[STATED PROBLEM]
Using the entries that follow, count the lines containing the word "right" and give that number by itself.

-- Begin ENTRIES --

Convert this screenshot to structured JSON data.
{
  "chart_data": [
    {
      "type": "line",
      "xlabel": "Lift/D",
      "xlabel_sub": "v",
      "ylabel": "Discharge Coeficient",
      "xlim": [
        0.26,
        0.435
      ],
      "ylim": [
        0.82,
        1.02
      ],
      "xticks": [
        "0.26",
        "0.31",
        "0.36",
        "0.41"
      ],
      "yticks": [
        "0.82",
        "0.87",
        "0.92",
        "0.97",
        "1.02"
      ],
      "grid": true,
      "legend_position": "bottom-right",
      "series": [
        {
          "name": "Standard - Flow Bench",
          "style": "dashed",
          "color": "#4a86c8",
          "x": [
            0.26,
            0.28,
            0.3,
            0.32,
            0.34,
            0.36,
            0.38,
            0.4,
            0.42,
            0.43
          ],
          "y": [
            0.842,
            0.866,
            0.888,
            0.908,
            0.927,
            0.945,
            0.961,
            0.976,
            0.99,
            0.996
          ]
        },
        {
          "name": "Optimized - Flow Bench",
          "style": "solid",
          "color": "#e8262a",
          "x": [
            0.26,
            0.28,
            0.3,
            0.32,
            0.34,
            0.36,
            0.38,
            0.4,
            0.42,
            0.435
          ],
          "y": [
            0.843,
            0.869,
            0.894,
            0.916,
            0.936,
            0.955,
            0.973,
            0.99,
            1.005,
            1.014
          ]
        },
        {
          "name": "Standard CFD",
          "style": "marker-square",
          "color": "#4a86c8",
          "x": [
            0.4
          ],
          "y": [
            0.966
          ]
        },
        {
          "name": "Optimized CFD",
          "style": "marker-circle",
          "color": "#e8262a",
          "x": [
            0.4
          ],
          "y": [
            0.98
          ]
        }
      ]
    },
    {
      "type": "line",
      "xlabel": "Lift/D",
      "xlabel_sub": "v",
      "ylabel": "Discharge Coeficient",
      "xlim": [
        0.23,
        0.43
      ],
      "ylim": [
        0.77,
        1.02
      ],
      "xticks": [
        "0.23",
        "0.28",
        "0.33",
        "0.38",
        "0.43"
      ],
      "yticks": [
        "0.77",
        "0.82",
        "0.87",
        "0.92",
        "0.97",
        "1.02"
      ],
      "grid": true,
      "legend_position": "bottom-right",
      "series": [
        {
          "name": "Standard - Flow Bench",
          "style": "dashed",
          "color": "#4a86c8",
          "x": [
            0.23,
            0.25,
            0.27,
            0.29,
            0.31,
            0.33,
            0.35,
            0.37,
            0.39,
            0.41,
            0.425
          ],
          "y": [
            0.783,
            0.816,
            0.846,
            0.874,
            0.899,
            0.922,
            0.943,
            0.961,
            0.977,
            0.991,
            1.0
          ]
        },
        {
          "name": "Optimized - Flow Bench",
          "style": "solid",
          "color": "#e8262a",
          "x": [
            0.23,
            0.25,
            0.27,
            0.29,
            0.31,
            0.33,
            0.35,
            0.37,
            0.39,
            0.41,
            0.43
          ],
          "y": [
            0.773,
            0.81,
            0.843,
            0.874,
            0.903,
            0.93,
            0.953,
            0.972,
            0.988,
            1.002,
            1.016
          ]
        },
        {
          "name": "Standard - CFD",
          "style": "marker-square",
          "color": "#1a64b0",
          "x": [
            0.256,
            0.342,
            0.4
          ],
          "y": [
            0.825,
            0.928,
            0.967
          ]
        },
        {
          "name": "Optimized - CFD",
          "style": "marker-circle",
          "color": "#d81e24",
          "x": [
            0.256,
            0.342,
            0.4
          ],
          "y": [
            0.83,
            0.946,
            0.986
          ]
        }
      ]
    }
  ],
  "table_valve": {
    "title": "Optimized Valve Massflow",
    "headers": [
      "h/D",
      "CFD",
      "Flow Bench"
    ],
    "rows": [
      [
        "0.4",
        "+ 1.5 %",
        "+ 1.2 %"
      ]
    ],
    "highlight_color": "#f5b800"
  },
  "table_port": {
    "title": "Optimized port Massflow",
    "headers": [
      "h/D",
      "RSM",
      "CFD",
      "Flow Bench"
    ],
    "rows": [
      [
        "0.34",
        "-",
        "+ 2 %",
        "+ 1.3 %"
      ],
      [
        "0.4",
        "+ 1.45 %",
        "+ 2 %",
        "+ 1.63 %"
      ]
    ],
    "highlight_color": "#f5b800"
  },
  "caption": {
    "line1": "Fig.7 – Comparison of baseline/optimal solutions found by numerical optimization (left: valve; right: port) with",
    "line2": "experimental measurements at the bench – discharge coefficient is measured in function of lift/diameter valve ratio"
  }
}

-- End ENTRIES --
-- Begin ENTRIES --

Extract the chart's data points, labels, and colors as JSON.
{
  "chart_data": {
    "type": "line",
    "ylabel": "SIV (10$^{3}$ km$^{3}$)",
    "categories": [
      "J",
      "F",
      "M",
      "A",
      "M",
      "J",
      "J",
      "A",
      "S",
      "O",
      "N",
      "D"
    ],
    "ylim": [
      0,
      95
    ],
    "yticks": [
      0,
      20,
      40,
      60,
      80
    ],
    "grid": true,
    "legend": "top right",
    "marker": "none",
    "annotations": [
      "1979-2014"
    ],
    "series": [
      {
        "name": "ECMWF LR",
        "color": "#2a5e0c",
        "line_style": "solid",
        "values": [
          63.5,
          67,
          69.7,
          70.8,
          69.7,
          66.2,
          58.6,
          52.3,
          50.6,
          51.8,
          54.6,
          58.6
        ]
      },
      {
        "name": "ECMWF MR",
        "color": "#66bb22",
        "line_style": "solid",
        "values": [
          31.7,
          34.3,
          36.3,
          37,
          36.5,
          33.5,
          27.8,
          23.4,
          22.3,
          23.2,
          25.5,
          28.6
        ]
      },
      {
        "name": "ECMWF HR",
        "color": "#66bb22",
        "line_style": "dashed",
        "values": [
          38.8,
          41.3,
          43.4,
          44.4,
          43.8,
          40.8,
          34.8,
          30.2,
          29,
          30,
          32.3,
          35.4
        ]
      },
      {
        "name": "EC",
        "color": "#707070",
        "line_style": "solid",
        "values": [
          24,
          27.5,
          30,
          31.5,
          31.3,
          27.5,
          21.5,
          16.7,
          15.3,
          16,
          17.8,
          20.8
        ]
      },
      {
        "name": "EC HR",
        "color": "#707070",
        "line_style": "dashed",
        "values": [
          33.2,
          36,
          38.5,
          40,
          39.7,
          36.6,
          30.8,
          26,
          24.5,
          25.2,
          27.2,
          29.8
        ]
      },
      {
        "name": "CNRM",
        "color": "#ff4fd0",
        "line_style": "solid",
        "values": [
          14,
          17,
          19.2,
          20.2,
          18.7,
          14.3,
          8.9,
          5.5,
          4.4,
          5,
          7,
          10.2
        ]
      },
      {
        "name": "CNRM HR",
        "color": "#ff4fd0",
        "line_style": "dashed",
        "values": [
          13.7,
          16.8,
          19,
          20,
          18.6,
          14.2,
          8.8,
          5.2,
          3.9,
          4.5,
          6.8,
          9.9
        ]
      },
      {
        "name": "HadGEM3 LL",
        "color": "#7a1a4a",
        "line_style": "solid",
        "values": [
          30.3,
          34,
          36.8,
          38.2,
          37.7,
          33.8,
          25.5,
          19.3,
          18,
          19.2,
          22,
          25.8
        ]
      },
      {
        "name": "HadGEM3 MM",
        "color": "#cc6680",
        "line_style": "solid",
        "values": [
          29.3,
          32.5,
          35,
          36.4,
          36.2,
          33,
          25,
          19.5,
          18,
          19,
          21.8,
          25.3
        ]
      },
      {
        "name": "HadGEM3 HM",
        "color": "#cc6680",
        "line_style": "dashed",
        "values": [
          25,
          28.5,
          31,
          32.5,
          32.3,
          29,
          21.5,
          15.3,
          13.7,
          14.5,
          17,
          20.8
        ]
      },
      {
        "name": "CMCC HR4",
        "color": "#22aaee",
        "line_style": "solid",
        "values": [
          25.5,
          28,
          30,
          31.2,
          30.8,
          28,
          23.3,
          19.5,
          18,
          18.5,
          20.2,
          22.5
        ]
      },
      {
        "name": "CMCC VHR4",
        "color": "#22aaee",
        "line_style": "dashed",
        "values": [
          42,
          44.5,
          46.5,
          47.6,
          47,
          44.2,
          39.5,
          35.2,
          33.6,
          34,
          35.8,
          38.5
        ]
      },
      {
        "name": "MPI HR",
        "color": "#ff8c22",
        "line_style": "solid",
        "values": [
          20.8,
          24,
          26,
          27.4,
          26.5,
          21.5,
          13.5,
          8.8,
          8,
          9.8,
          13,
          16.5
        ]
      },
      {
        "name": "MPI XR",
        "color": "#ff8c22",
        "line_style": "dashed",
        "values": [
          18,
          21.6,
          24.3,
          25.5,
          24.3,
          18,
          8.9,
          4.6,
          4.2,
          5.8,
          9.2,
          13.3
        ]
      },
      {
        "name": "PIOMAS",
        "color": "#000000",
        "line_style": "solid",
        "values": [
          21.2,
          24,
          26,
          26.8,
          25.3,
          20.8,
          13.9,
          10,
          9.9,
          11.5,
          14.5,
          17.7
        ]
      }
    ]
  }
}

-- End ENTRIES --

[TASK OUTPUT]
4